# Data shown start

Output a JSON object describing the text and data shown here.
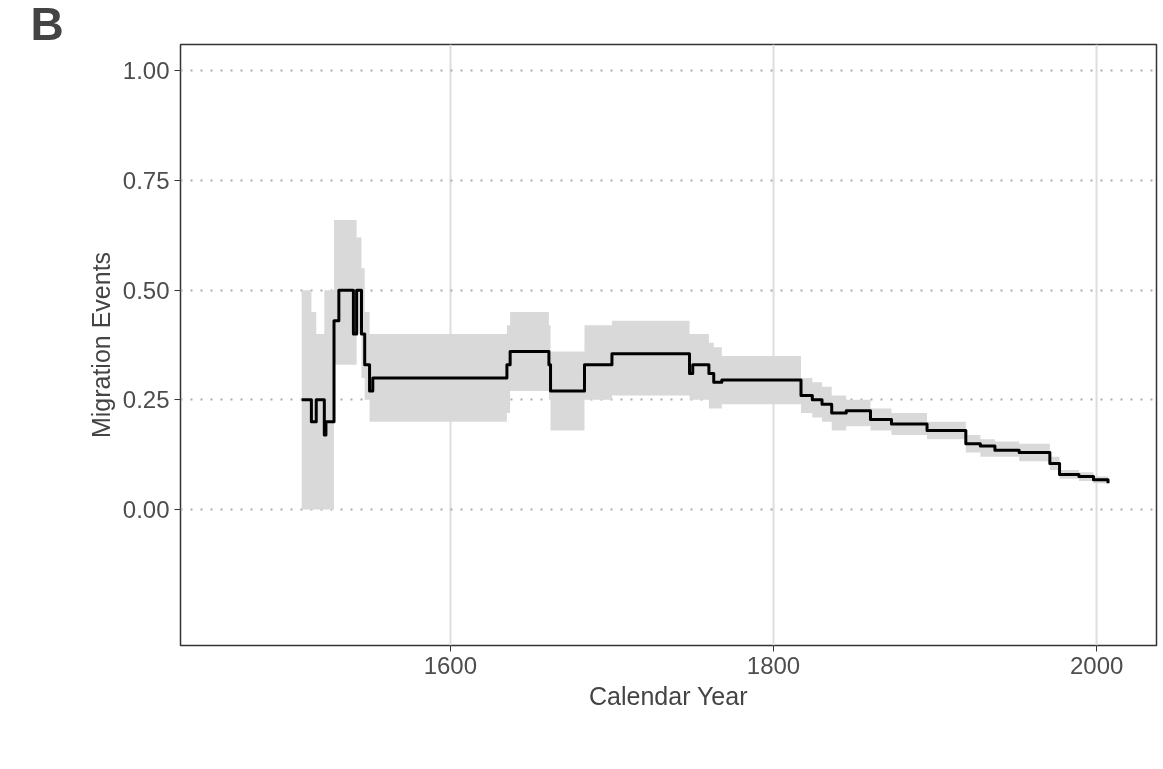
{
  "chart_data": {
    "type": "step",
    "xlabel": "Calendar Year",
    "ylabel": "Migration Events",
    "annotations": [
      "B"
    ],
    "x": [
      1508,
      1514,
      1517,
      1522,
      1523,
      1528,
      1531,
      1540,
      1542,
      1545,
      1547,
      1550,
      1552,
      1635,
      1637,
      1661,
      1662,
      1683,
      1700,
      1748,
      1750,
      1760,
      1763,
      1768,
      1817,
      1824,
      1830,
      1836,
      1845,
      1860,
      1873,
      1895,
      1919,
      1928,
      1937,
      1952,
      1971,
      1977,
      1989,
      1998,
      2007
    ],
    "series": [
      {
        "color": "#000000",
        "values": [
          0.25,
          0.2,
          0.25,
          0.17,
          0.2,
          0.43,
          0.5,
          0.4,
          0.5,
          0.4,
          0.33,
          0.27,
          0.3,
          0.33,
          0.36,
          0.33,
          0.27,
          0.33,
          0.355,
          0.31,
          0.33,
          0.31,
          0.29,
          0.295,
          0.26,
          0.25,
          0.24,
          0.22,
          0.225,
          0.205,
          0.195,
          0.18,
          0.15,
          0.145,
          0.135,
          0.13,
          0.105,
          0.08,
          0.075,
          0.068,
          0.06
        ],
        "lower": [
          0.0,
          0.0,
          0.0,
          0.0,
          0.0,
          0.33,
          0.33,
          0.33,
          0.4,
          0.3,
          0.25,
          0.2,
          0.2,
          0.22,
          0.27,
          0.25,
          0.18,
          0.25,
          0.26,
          0.25,
          0.25,
          0.23,
          0.23,
          0.24,
          0.22,
          0.21,
          0.2,
          0.18,
          0.19,
          0.18,
          0.17,
          0.16,
          0.13,
          0.12,
          0.12,
          0.11,
          0.09,
          0.07,
          0.065,
          0.06,
          0.055
        ],
        "upper": [
          0.5,
          0.45,
          0.4,
          0.5,
          0.5,
          0.66,
          0.66,
          0.66,
          0.62,
          0.55,
          0.45,
          0.4,
          0.4,
          0.42,
          0.45,
          0.42,
          0.36,
          0.42,
          0.43,
          0.4,
          0.4,
          0.38,
          0.37,
          0.35,
          0.3,
          0.29,
          0.28,
          0.26,
          0.25,
          0.23,
          0.22,
          0.2,
          0.17,
          0.16,
          0.155,
          0.15,
          0.12,
          0.09,
          0.085,
          0.075,
          0.065
        ]
      }
    ],
    "xlim": [
      1433,
      2037
    ],
    "ylim": [
      -0.31,
      1.06
    ],
    "xticks": [
      1600,
      1800,
      2000
    ],
    "yticks": [
      {
        "value": 0,
        "label": "0.00"
      },
      {
        "value": 0.25,
        "label": "0.25"
      },
      {
        "value": 0.5,
        "label": "0.50"
      },
      {
        "value": 0.75,
        "label": "0.75"
      },
      {
        "value": 1,
        "label": "1.00"
      }
    ],
    "grid": true,
    "line_style": "solid",
    "marker": "none"
  }
}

# Data shown end

# Short exercise:
Write the records above out again exactly, with no pictures in your copy.

# Result for this exercise:
Output a JSON object describing the text and data shown here.
{
  "chart_data": {
    "type": "step",
    "xlabel": "Calendar Year",
    "ylabel": "Migration Events",
    "annotations": [
      "B"
    ],
    "x": [
      1508,
      1514,
      1517,
      1522,
      1523,
      1528,
      1531,
      1540,
      1542,
      1545,
      1547,
      1550,
      1552,
      1635,
      1637,
      1661,
      1662,
      1683,
      1700,
      1748,
      1750,
      1760,
      1763,
      1768,
      1817,
      1824,
      1830,
      1836,
      1845,
      1860,
      1873,
      1895,
      1919,
      1928,
      1937,
      1952,
      1971,
      1977,
      1989,
      1998,
      2007
    ],
    "series": [
      {
        "color": "#000000",
        "values": [
          0.25,
          0.2,
          0.25,
          0.17,
          0.2,
          0.43,
          0.5,
          0.4,
          0.5,
          0.4,
          0.33,
          0.27,
          0.3,
          0.33,
          0.36,
          0.33,
          0.27,
          0.33,
          0.355,
          0.31,
          0.33,
          0.31,
          0.29,
          0.295,
          0.26,
          0.25,
          0.24,
          0.22,
          0.225,
          0.205,
          0.195,
          0.18,
          0.15,
          0.145,
          0.135,
          0.13,
          0.105,
          0.08,
          0.075,
          0.068,
          0.06
        ],
        "lower": [
          0.0,
          0.0,
          0.0,
          0.0,
          0.0,
          0.33,
          0.33,
          0.33,
          0.4,
          0.3,
          0.25,
          0.2,
          0.2,
          0.22,
          0.27,
          0.25,
          0.18,
          0.25,
          0.26,
          0.25,
          0.25,
          0.23,
          0.23,
          0.24,
          0.22,
          0.21,
          0.2,
          0.18,
          0.19,
          0.18,
          0.17,
          0.16,
          0.13,
          0.12,
          0.12,
          0.11,
          0.09,
          0.07,
          0.065,
          0.06,
          0.055
        ],
        "upper": [
          0.5,
          0.45,
          0.4,
          0.5,
          0.5,
          0.66,
          0.66,
          0.66,
          0.62,
          0.55,
          0.45,
          0.4,
          0.4,
          0.42,
          0.45,
          0.42,
          0.36,
          0.42,
          0.43,
          0.4,
          0.4,
          0.38,
          0.37,
          0.35,
          0.3,
          0.29,
          0.28,
          0.26,
          0.25,
          0.23,
          0.22,
          0.2,
          0.17,
          0.16,
          0.155,
          0.15,
          0.12,
          0.09,
          0.085,
          0.075,
          0.065
        ]
      }
    ],
    "xlim": [
      1433,
      2037
    ],
    "ylim": [
      -0.31,
      1.06
    ],
    "xticks": [
      1600,
      1800,
      2000
    ],
    "yticks": [
      {
        "value": 0,
        "label": "0.00"
      },
      {
        "value": 0.25,
        "label": "0.25"
      },
      {
        "value": 0.5,
        "label": "0.50"
      },
      {
        "value": 0.75,
        "label": "0.75"
      },
      {
        "value": 1,
        "label": "1.00"
      }
    ],
    "grid": true,
    "line_style": "solid",
    "marker": "none"
  }
}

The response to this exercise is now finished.